» **Material provided**:
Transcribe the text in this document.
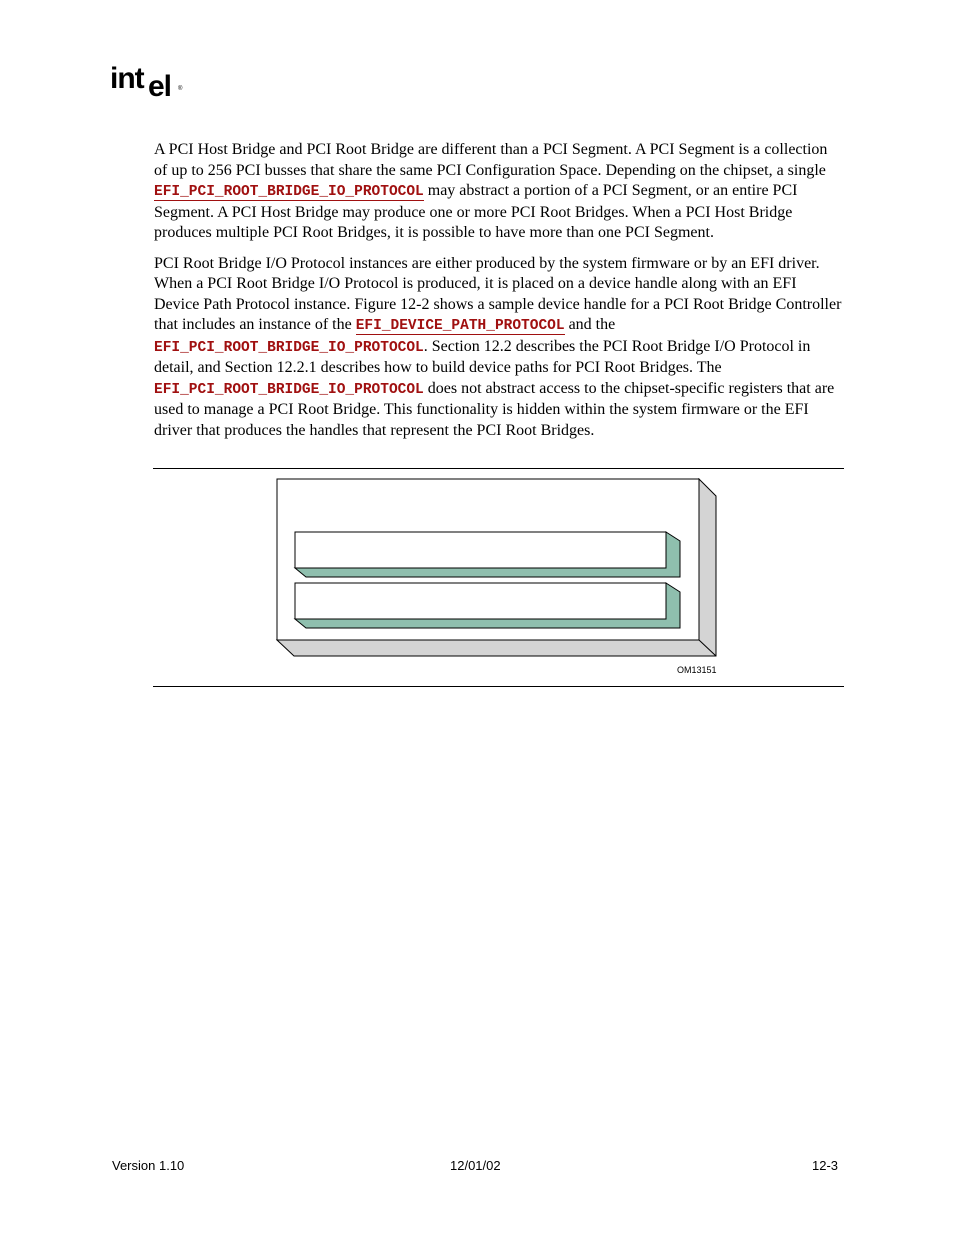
int el ®

A PCI Host Bridge and PCI Root Bridge are different than a PCI Segment. A PCI Segment is a collection of up to 256 PCI busses that share the same PCI Configuration Space. Depending on the chipset, a single EFI_PCI_ROOT_BRIDGE_IO_PROTOCOL may abstract a portion of a PCI Segment, or an entire PCI Segment. A PCI Host Bridge may produce one or more PCI Root Bridges. When a PCI Host Bridge produces multiple PCI Root Bridges, it is possible to have more than one PCI Segment.

PCI Root Bridge I/O Protocol instances are either produced by the system firmware or by an EFI driver. When a PCI Root Bridge I/O Protocol is produced, it is placed on a device handle along with an EFI Device Path Protocol instance. Figure 12-2 shows a sample device handle for a PCI Root Bridge Controller that includes an instance of the EFI_DEVICE_PATH_PROTOCOL and the EFI_PCI_ROOT_BRIDGE_IO_PROTOCOL. Section 12.2 describes the PCI Root Bridge I/O Protocol in detail, and Section 12.2.1 describes how to build device paths for PCI Root Bridges. The EFI_PCI_ROOT_BRIDGE_IO_PROTOCOL does not abstract access to the chipset-specific registers that are used to manage a PCI Root Bridge. This functionality is hidden within the system firmware or the EFI driver that produces the handles that represent the PCI Root Bridges.

OM13151
Version 1.10	12/01/02	12-3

» **What is asked**:
Pictures stay out of the copy; please restate every record above exactly.

» **Written answer**:
Transcribe the text in this document.
int el ®

A PCI Host Bridge and PCI Root Bridge are different than a PCI Segment. A PCI Segment is a collection of up to 256 PCI busses that share the same PCI Configuration Space. Depending on the chipset, a single EFI_PCI_ROOT_BRIDGE_IO_PROTOCOL may abstract a portion of a PCI Segment, or an entire PCI Segment. A PCI Host Bridge may produce one or more PCI Root Bridges. When a PCI Host Bridge produces multiple PCI Root Bridges, it is possible to have more than one PCI Segment.

PCI Root Bridge I/O Protocol instances are either produced by the system firmware or by an EFI driver. When a PCI Root Bridge I/O Protocol is produced, it is placed on a device handle along with an EFI Device Path Protocol instance. Figure 12-2 shows a sample device handle for a PCI Root Bridge Controller that includes an instance of the EFI_DEVICE_PATH_PROTOCOL and the EFI_PCI_ROOT_BRIDGE_IO_PROTOCOL. Section 12.2 describes the PCI Root Bridge I/O Protocol in detail, and Section 12.2.1 describes how to build device paths for PCI Root Bridges. The EFI_PCI_ROOT_BRIDGE_IO_PROTOCOL does not abstract access to the chipset-specific registers that are used to manage a PCI Root Bridge. This functionality is hidden within the system firmware or the EFI driver that produces the handles that represent the PCI Root Bridges.

OM13151
Version 1.10	12/01/02	12-3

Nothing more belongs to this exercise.